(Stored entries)
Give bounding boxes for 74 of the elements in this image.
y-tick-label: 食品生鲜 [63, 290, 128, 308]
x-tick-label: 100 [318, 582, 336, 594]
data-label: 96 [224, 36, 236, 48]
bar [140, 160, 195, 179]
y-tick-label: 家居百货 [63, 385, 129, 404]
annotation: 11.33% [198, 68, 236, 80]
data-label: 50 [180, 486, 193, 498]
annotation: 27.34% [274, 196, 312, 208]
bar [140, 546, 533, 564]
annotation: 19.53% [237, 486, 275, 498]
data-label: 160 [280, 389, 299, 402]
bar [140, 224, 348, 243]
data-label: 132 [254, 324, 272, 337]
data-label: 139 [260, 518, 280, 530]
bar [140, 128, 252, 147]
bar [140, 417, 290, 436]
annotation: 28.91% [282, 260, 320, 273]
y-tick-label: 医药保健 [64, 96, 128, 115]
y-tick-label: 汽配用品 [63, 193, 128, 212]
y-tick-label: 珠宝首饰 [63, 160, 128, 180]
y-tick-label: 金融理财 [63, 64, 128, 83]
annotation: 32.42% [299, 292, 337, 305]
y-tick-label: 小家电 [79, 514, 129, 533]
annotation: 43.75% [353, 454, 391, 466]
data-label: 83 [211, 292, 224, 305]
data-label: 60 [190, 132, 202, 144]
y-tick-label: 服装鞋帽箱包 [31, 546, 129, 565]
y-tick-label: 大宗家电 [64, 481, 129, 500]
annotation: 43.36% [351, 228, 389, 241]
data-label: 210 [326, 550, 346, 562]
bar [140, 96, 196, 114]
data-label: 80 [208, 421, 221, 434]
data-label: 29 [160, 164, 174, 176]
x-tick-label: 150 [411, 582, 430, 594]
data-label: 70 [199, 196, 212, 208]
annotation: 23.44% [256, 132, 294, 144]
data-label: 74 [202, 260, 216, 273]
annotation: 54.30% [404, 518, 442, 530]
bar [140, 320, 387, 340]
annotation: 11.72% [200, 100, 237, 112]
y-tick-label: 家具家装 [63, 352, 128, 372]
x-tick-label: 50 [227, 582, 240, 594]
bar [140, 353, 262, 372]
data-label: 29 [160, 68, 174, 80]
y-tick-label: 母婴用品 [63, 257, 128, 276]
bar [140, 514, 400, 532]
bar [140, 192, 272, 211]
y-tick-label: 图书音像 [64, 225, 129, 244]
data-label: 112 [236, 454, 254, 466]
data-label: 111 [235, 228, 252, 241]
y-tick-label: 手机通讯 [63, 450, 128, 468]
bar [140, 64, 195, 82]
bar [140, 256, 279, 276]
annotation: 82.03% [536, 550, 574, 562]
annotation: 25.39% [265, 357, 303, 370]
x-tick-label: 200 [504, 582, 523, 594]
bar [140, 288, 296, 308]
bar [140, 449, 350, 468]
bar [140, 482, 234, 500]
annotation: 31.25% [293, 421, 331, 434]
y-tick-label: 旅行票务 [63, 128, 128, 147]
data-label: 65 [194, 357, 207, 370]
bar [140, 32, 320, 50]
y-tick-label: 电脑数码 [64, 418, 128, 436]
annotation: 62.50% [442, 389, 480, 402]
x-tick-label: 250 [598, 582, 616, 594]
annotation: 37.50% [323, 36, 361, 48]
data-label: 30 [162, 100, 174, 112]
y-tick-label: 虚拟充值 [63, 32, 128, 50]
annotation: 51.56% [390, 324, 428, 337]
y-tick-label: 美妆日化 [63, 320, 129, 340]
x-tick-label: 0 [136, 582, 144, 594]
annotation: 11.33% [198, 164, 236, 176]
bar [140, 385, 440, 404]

*WHAT THE TASK REQUIRES*: Output every line of the data above unchanged, from first to last.

*EXERCISE OUTPUT*:
Give bounding boxes for 74 of the elements in this image.
y-tick-label: 食品生鲜 [63, 290, 128, 308]
x-tick-label: 100 [318, 582, 336, 594]
data-label: 96 [224, 36, 236, 48]
bar [140, 160, 195, 179]
y-tick-label: 家居百货 [63, 385, 129, 404]
annotation: 11.33% [198, 68, 236, 80]
data-label: 50 [180, 486, 193, 498]
annotation: 27.34% [274, 196, 312, 208]
bar [140, 546, 533, 564]
annotation: 19.53% [237, 486, 275, 498]
data-label: 160 [280, 389, 299, 402]
bar [140, 224, 348, 243]
data-label: 132 [254, 324, 272, 337]
data-label: 139 [260, 518, 280, 530]
bar [140, 128, 252, 147]
bar [140, 417, 290, 436]
annotation: 28.91% [282, 260, 320, 273]
y-tick-label: 医药保健 [64, 96, 128, 115]
y-tick-label: 汽配用品 [63, 193, 128, 212]
y-tick-label: 珠宝首饰 [63, 160, 128, 180]
y-tick-label: 金融理财 [63, 64, 128, 83]
annotation: 32.42% [299, 292, 337, 305]
y-tick-label: 小家电 [79, 514, 129, 533]
annotation: 43.75% [353, 454, 391, 466]
data-label: 83 [211, 292, 224, 305]
data-label: 60 [190, 132, 202, 144]
y-tick-label: 服装鞋帽箱包 [31, 546, 129, 565]
y-tick-label: 大宗家电 [64, 481, 129, 500]
annotation: 43.36% [351, 228, 389, 241]
data-label: 210 [326, 550, 346, 562]
bar [140, 96, 196, 114]
data-label: 80 [208, 421, 221, 434]
data-label: 29 [160, 164, 174, 176]
x-tick-label: 150 [411, 582, 430, 594]
data-label: 70 [199, 196, 212, 208]
annotation: 23.44% [256, 132, 294, 144]
data-label: 74 [202, 260, 216, 273]
annotation: 54.30% [404, 518, 442, 530]
bar [140, 320, 387, 340]
annotation: 11.72% [200, 100, 237, 112]
y-tick-label: 家具家装 [63, 352, 128, 372]
x-tick-label: 50 [227, 582, 240, 594]
bar [140, 353, 262, 372]
data-label: 29 [160, 68, 174, 80]
y-tick-label: 母婴用品 [63, 257, 128, 276]
bar [140, 514, 400, 532]
bar [140, 192, 272, 211]
y-tick-label: 图书音像 [64, 225, 129, 244]
data-label: 112 [236, 454, 254, 466]
data-label: 111 [235, 228, 252, 241]
y-tick-label: 手机通讯 [63, 450, 128, 468]
bar [140, 64, 195, 82]
bar [140, 256, 279, 276]
annotation: 82.03% [536, 550, 574, 562]
annotation: 25.39% [265, 357, 303, 370]
x-tick-label: 200 [504, 582, 523, 594]
bar [140, 288, 296, 308]
bar [140, 449, 350, 468]
bar [140, 482, 234, 500]
annotation: 31.25% [293, 421, 331, 434]
y-tick-label: 旅行票务 [63, 128, 128, 147]
data-label: 65 [194, 357, 207, 370]
bar [140, 32, 320, 50]
y-tick-label: 电脑数码 [64, 418, 128, 436]
annotation: 62.50% [442, 389, 480, 402]
x-tick-label: 250 [598, 582, 616, 594]
annotation: 37.50% [323, 36, 361, 48]
data-label: 30 [162, 100, 174, 112]
y-tick-label: 虚拟充值 [63, 32, 128, 50]
annotation: 51.56% [390, 324, 428, 337]
y-tick-label: 美妆日化 [63, 320, 129, 340]
x-tick-label: 0 [136, 582, 144, 594]
annotation: 11.33% [198, 164, 236, 176]
bar [140, 385, 440, 404]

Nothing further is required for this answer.